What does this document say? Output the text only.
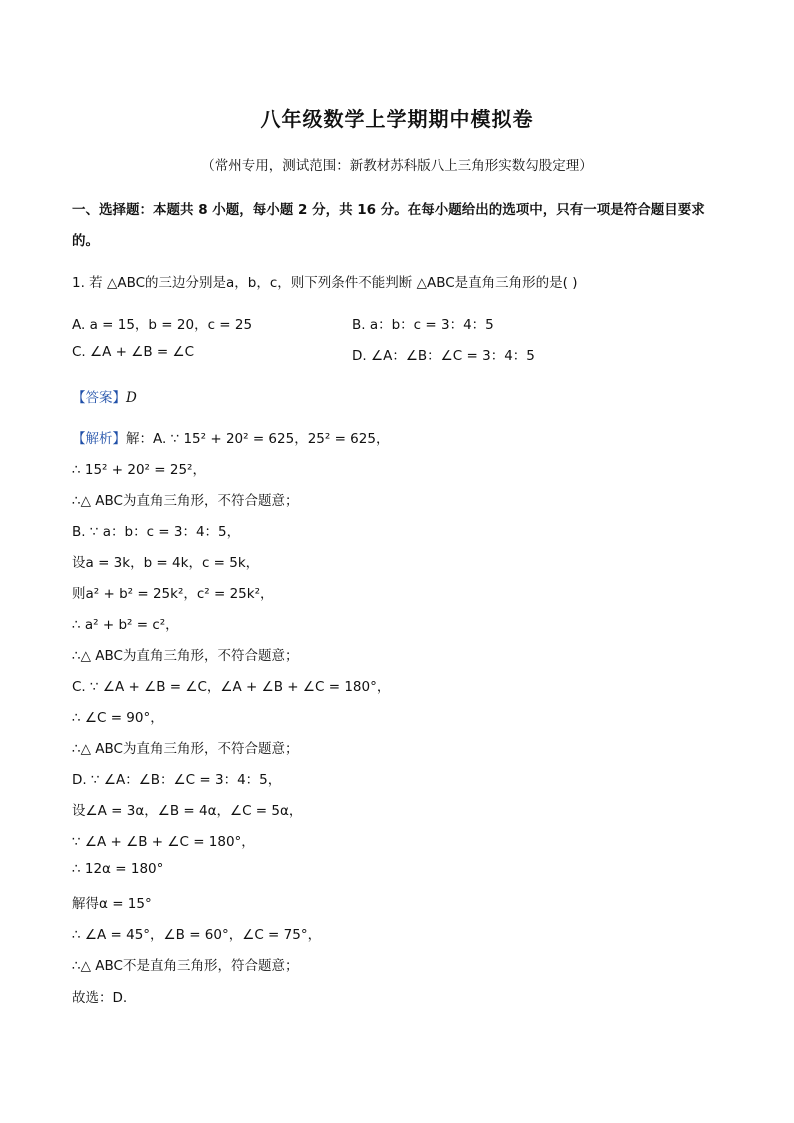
八年级数学上学期期中模拟卷
（常州专用，测试范围：新教材苏科版八上三角形实数勾股定理）
一、选择题：本题共 8 小题，每小题 2 分，共 16 分。在每小题给出的选项中，只有一项是符合题目要求
的。
1. 若 △ABC的三边分别是a，b，c，则下列条件不能判断 △ABC是直角三角形的是( )
A. a = 15，b = 20，c = 25	B. a：b：c = 3：4：5
C. ∠A + ∠B = ∠C	D. ∠A：∠B：∠C = 3：4：5
【答案】D
【解析】解：A. ∵ 15² + 20² = 625，25² = 625，
∴ 15² + 20² = 25²，
∴△ ABC为直角三角形，不符合题意；
B. ∵ a：b：c = 3：4：5，
设a = 3k，b = 4k，c = 5k，
则a² + b² = 25k²，c² = 25k²，
∴ a² + b² = c²，
∴△ ABC为直角三角形，不符合题意；
C. ∵ ∠A + ∠B = ∠C，∠A + ∠B + ∠C = 180°，
∴ ∠C = 90°，
∴△ ABC为直角三角形，不符合题意；
D. ∵ ∠A：∠B：∠C = 3：4：5，
设∠A = 3α，∠B = 4α，∠C = 5α，
∵ ∠A + ∠B + ∠C = 180°，
∴ 12α = 180°
解得α = 15°
∴ ∠A = 45°，∠B = 60°，∠C = 75°，
∴△ ABC不是直角三角形，符合题意；
故选：D.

Exercise prompt >>
Copy the records above exactly, leaving out every picture.

Solution >>
What does this document say? Output the text only.
八年级数学上学期期中模拟卷
（常州专用，测试范围：新教材苏科版八上三角形实数勾股定理）
一、选择题：本题共 8 小题，每小题 2 分，共 16 分。在每小题给出的选项中，只有一项是符合题目要求
的。
1. 若 △ABC的三边分别是a，b，c，则下列条件不能判断 △ABC是直角三角形的是( )
A. a = 15，b = 20，c = 25	B. a：b：c = 3：4：5
C. ∠A + ∠B = ∠C	D. ∠A：∠B：∠C = 3：4：5
【答案】D
【解析】解：A. ∵ 15² + 20² = 625，25² = 625，
∴ 15² + 20² = 25²，
∴△ ABC为直角三角形，不符合题意；
B. ∵ a：b：c = 3：4：5，
设a = 3k，b = 4k，c = 5k，
则a² + b² = 25k²，c² = 25k²，
∴ a² + b² = c²，
∴△ ABC为直角三角形，不符合题意；
C. ∵ ∠A + ∠B = ∠C，∠A + ∠B + ∠C = 180°，
∴ ∠C = 90°，
∴△ ABC为直角三角形，不符合题意；
D. ∵ ∠A：∠B：∠C = 3：4：5，
设∠A = 3α，∠B = 4α，∠C = 5α，
∵ ∠A + ∠B + ∠C = 180°，
∴ 12α = 180°
解得α = 15°
∴ ∠A = 45°，∠B = 60°，∠C = 75°，
∴△ ABC不是直角三角形，符合题意；
故选：D.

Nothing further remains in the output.